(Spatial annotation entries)
= = = = = = =
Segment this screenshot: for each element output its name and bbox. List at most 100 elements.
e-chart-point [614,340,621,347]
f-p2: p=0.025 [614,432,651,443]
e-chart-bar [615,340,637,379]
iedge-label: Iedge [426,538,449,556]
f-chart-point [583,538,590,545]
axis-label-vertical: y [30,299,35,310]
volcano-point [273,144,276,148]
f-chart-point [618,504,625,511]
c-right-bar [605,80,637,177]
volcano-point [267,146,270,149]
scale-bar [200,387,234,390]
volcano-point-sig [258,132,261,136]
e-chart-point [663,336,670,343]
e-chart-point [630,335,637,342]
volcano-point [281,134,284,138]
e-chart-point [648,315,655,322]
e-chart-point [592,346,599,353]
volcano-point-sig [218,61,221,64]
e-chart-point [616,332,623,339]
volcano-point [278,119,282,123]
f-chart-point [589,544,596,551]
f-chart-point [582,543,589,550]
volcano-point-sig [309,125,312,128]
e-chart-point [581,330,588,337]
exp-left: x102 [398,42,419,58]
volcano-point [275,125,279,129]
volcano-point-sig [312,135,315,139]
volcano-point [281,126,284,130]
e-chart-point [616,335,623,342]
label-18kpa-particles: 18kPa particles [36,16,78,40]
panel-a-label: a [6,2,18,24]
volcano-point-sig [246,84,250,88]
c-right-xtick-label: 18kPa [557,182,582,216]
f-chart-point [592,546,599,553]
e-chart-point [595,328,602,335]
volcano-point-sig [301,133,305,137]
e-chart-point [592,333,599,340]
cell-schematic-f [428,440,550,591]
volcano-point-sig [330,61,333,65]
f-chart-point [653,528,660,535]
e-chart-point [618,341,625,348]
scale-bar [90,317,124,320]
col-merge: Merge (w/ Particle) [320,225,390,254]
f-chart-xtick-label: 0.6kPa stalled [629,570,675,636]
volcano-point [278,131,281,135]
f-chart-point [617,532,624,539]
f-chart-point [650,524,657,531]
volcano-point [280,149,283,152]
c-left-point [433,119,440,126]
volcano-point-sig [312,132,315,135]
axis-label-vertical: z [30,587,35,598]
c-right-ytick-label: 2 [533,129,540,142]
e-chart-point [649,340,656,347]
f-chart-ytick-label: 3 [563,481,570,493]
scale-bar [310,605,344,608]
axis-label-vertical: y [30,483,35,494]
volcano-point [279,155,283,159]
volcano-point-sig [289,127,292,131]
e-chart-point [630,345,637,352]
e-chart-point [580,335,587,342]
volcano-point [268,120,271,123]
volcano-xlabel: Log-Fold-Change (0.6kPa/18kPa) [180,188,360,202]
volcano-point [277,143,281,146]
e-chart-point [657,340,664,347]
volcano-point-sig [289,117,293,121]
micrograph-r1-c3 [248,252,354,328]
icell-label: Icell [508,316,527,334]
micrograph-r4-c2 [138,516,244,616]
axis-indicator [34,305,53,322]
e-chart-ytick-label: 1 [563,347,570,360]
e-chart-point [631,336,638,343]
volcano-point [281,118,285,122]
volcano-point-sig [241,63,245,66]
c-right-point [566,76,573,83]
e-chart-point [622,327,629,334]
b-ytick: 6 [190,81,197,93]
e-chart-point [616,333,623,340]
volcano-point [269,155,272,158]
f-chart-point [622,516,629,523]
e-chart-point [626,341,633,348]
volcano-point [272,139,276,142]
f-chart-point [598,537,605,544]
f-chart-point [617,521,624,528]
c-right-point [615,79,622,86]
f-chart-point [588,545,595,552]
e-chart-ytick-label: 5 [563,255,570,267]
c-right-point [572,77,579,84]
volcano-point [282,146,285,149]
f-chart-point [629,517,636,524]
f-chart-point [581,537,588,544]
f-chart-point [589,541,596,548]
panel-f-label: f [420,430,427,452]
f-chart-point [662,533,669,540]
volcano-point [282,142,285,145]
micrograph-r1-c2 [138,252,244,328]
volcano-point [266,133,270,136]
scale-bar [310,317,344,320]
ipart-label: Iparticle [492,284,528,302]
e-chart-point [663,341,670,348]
= = = = = = =
Give every line of the items above as a Markdown table with the columns Row and Line. Number the rows in order and leave out any blank lines.

### THE ANSWER:
| Row | Line |
|---|---|
| 1 | Segment this screenshot: for each element output its name and bbox. List at most 100 elements. |
| 2 | e-chart-point [614,340,621,347] |
| 3 | f-p2: p=0.025 [614,432,651,443] |
| 4 | e-chart-bar [615,340,637,379] |
| 5 | iedge-label: Iedge [426,538,449,556] |
| 6 | f-chart-point [583,538,590,545] |
| 7 | axis-label-vertical: y [30,299,35,310] |
| 8 | volcano-point [273,144,276,148] |
| 9 | f-chart-point [618,504,625,511] |
| 10 | c-right-bar [605,80,637,177] |
| 11 | volcano-point [267,146,270,149] |
| 12 | scale-bar [200,387,234,390] |
| 13 | volcano-point-sig [258,132,261,136] |
| 14 | e-chart-point [663,336,670,343] |
| 15 | e-chart-point [630,335,637,342] |
| 16 | volcano-point [281,134,284,138] |
| 17 | e-chart-point [648,315,655,322] |
| 18 | e-chart-point [592,346,599,353] |
| 19 | volcano-point-sig [218,61,221,64] |
| 20 | e-chart-point [616,332,623,339] |
| 21 | volcano-point [278,119,282,123] |
| 22 | f-chart-point [589,544,596,551] |
| 23 | f-chart-point [582,543,589,550] |
| 24 | volcano-point-sig [309,125,312,128] |
| 25 | e-chart-point [581,330,588,337] |
| 26 | exp-left: x102 [398,42,419,58] |
| 27 | volcano-point [275,125,279,129] |
| 28 | volcano-point-sig [312,135,315,139] |
| 29 | volcano-point [281,126,284,130] |
| 30 | e-chart-point [616,335,623,342] |
| 31 | label-18kpa-particles: 18kPa particles [36,16,78,40] |
| 32 | panel-a-label: a [6,2,18,24] |
| 33 | volcano-point-sig [246,84,250,88] |
| 34 | c-right-xtick-label: 18kPa [557,182,582,216] |
| 35 | f-chart-point [592,546,599,553] |
| 36 | e-chart-point [595,328,602,335] |
| 37 | volcano-point-sig [301,133,305,137] |
| 38 | e-chart-point [592,333,599,340] |
| 39 | cell-schematic-f [428,440,550,591] |
| 40 | volcano-point-sig [330,61,333,65] |
| 41 | f-chart-point [653,528,660,535] |
| 42 | e-chart-point [618,341,625,348] |
| 43 | scale-bar [90,317,124,320] |
| 44 | col-merge: Merge (w/ Particle) [320,225,390,254] |
| 45 | f-chart-xtick-label: 0.6kPa stalled [629,570,675,636] |
| 46 | volcano-point [278,131,281,135] |
| 47 | f-chart-point [617,532,624,539] |
| 48 | f-chart-point [650,524,657,531] |
| 49 | volcano-point [280,149,283,152] |
| 50 | c-left-point [433,119,440,126] |
| 51 | volcano-point-sig [312,132,315,135] |
| 52 | axis-label-vertical: z [30,587,35,598] |
| 53 | c-right-ytick-label: 2 [533,129,540,142] |
| 54 | e-chart-point [649,340,656,347] |
| 55 | f-chart-ytick-label: 3 [563,481,570,493] |
| 56 | scale-bar [310,605,344,608] |
| 57 | axis-label-vertical: y [30,483,35,494] |
| 58 | volcano-point [279,155,283,159] |
| 59 | volcano-point-sig [289,127,292,131] |
| 60 | e-chart-point [630,345,637,352] |
| 61 | e-chart-point [580,335,587,342] |
| 62 | volcano-point [268,120,271,123] |
| 63 | volcano-xlabel: Log-Fold-Change (0.6kPa/18kPa) [180,188,360,202] |
| 64 | volcano-point [277,143,281,146] |
| 65 | e-chart-point [657,340,664,347] |
| 66 | volcano-point-sig [289,117,293,121] |
| 67 | micrograph-r1-c3 [248,252,354,328] |
| 68 | icell-label: Icell [508,316,527,334] |
| 69 | micrograph-r4-c2 [138,516,244,616] |
| 70 | axis-indicator [34,305,53,322] |
| 71 | e-chart-ytick-label: 1 [563,347,570,360] |
| 72 | e-chart-point [631,336,638,343] |
| 73 | volcano-point [281,118,285,122] |
| 74 | volcano-point-sig [241,63,245,66] |
| 75 | c-right-point [566,76,573,83] |
| 76 | e-chart-point [622,327,629,334] |
| 77 | b-ytick: 6 [190,81,197,93] |
| 78 | e-chart-point [616,333,623,340] |
| 79 | volcano-point [269,155,272,158] |
| 80 | f-chart-point [622,516,629,523] |
| 81 | e-chart-point [626,341,633,348] |
| 82 | volcano-point [272,139,276,142] |
| 83 | f-chart-point [598,537,605,544] |
| 84 | f-chart-point [617,521,624,528] |
| 85 | c-right-point [615,79,622,86] |
| 86 | f-chart-point [588,545,595,552] |
| 87 | e-chart-ytick-label: 5 [563,255,570,267] |
| 88 | c-right-point [572,77,579,84] |
| 89 | volcano-point [282,146,285,149] |
| 90 | f-chart-point [629,517,636,524] |
| 91 | f-chart-point [581,537,588,544] |
| 92 | f-chart-point [589,541,596,548] |
| 93 | panel-f-label: f [420,430,427,452] |
| 94 | f-chart-point [662,533,669,540] |
| 95 | volcano-point [282,142,285,145] |
| 96 | micrograph-r1-c2 [138,252,244,328] |
| 97 | volcano-point [266,133,270,136] |
| 98 | scale-bar [310,317,344,320] |
| 99 | ipart-label: Iparticle [492,284,528,302] |
| 100 | e-chart-point [663,341,670,348] |